Pick out each line of the records in which the word "Heizlastberechnung" appears.

Raw records
----

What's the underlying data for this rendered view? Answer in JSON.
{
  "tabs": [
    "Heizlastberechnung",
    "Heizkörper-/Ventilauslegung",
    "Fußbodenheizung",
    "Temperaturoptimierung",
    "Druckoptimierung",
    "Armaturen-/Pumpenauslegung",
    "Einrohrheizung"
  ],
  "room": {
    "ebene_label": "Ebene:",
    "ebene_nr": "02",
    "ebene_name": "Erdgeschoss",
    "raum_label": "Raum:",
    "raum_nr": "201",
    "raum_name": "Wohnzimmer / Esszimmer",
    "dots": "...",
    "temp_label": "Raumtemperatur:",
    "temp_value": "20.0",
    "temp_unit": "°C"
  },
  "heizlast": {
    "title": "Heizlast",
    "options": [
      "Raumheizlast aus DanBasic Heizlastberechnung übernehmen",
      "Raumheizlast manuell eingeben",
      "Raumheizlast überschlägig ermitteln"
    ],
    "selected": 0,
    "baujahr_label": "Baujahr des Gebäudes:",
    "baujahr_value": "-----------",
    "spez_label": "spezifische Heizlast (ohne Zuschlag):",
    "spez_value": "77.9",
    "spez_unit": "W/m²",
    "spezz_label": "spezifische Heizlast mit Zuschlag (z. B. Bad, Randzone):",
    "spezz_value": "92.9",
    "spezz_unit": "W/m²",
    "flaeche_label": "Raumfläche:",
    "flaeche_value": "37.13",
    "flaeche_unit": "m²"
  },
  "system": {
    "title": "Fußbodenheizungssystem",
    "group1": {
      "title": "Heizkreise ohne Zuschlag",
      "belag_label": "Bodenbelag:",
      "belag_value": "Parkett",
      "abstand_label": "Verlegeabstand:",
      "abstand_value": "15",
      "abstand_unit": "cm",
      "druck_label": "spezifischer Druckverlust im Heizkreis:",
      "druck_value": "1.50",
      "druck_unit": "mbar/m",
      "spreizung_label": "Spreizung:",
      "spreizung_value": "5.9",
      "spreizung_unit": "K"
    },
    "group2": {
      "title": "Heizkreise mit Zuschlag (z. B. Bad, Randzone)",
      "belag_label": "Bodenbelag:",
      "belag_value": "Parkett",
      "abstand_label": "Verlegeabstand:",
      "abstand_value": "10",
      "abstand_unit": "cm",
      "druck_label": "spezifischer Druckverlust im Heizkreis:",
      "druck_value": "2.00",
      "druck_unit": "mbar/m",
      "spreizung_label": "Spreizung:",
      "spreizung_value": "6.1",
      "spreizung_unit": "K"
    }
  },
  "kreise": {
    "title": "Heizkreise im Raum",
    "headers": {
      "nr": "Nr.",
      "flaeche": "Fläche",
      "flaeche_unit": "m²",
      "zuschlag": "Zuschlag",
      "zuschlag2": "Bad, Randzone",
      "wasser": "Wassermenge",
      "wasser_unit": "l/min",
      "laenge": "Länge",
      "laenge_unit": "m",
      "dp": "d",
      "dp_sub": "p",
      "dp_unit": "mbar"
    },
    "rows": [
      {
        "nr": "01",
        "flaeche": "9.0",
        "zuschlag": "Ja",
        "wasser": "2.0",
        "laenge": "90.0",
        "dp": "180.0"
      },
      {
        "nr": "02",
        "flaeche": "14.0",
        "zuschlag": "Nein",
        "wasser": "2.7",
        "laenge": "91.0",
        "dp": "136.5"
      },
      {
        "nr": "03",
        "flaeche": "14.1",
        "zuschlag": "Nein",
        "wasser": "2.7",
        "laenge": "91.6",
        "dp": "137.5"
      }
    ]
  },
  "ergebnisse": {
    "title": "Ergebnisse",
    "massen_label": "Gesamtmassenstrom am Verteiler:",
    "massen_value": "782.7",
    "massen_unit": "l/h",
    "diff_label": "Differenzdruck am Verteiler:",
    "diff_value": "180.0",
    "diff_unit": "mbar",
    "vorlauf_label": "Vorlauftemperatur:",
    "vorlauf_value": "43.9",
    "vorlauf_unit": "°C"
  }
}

----

• Problem solution:
    "Heizlastberechnung",
      "Raumheizlast aus DanBasic Heizlastberechnung übernehmen",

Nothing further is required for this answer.